>> begin INPUT DATA

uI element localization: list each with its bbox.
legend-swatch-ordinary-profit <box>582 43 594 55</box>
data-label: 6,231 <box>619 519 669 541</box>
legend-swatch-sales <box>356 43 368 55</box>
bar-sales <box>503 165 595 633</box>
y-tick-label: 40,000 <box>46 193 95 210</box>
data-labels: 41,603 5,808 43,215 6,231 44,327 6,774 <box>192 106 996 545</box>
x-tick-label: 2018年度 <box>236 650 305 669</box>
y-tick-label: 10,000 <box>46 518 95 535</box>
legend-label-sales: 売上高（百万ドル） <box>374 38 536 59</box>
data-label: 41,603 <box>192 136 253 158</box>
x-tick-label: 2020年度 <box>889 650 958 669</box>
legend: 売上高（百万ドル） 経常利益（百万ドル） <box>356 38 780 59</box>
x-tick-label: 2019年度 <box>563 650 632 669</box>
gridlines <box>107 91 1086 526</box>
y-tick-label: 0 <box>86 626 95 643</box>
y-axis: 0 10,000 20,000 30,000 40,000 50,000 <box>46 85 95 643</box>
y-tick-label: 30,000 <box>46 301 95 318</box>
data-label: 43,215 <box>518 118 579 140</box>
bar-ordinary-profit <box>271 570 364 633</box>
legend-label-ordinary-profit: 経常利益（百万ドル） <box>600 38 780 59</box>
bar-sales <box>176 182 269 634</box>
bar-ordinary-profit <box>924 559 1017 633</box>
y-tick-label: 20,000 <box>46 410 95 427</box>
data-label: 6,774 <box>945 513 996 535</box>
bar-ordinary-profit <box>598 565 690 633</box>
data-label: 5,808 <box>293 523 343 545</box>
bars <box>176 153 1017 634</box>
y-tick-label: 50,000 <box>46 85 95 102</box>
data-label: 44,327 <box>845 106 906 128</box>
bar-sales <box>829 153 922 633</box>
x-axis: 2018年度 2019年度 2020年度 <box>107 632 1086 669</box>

>> end INPUT DATA

◆ TO BE DONE ◆
Copy out all the records above, substituting "y-tick-text" for every instance of "y-tick-label" and leaving everything else unchanged.

◆ SOLVED EXERCISE ◆
uI element localization: list each with its bbox.
legend-swatch-ordinary-profit <box>582 43 594 55</box>
data-label: 6,231 <box>619 519 669 541</box>
legend-swatch-sales <box>356 43 368 55</box>
bar-sales <box>503 165 595 633</box>
y-tick-text: 40,000 <box>46 193 95 210</box>
data-labels: 41,603 5,808 43,215 6,231 44,327 6,774 <box>192 106 996 545</box>
x-tick-label: 2018年度 <box>236 650 305 669</box>
y-tick-text: 10,000 <box>46 518 95 535</box>
legend-label-sales: 売上高（百万ドル） <box>374 38 536 59</box>
data-label: 41,603 <box>192 136 253 158</box>
x-tick-label: 2020年度 <box>889 650 958 669</box>
legend: 売上高（百万ドル） 経常利益（百万ドル） <box>356 38 780 59</box>
x-tick-label: 2019年度 <box>563 650 632 669</box>
gridlines <box>107 91 1086 526</box>
y-tick-text: 0 <box>86 626 95 643</box>
y-axis: 0 10,000 20,000 30,000 40,000 50,000 <box>46 85 95 643</box>
y-tick-text: 30,000 <box>46 301 95 318</box>
data-label: 43,215 <box>518 118 579 140</box>
bar-ordinary-profit <box>271 570 364 633</box>
legend-label-ordinary-profit: 経常利益（百万ドル） <box>600 38 780 59</box>
bar-sales <box>176 182 269 634</box>
bar-ordinary-profit <box>924 559 1017 633</box>
y-tick-text: 20,000 <box>46 410 95 427</box>
data-label: 6,774 <box>945 513 996 535</box>
bar-ordinary-profit <box>598 565 690 633</box>
data-label: 5,808 <box>293 523 343 545</box>
bars <box>176 153 1017 634</box>
y-tick-text: 50,000 <box>46 85 95 102</box>
data-label: 44,327 <box>845 106 906 128</box>
bar-sales <box>829 153 922 633</box>
x-axis: 2018年度 2019年度 2020年度 <box>107 632 1086 669</box>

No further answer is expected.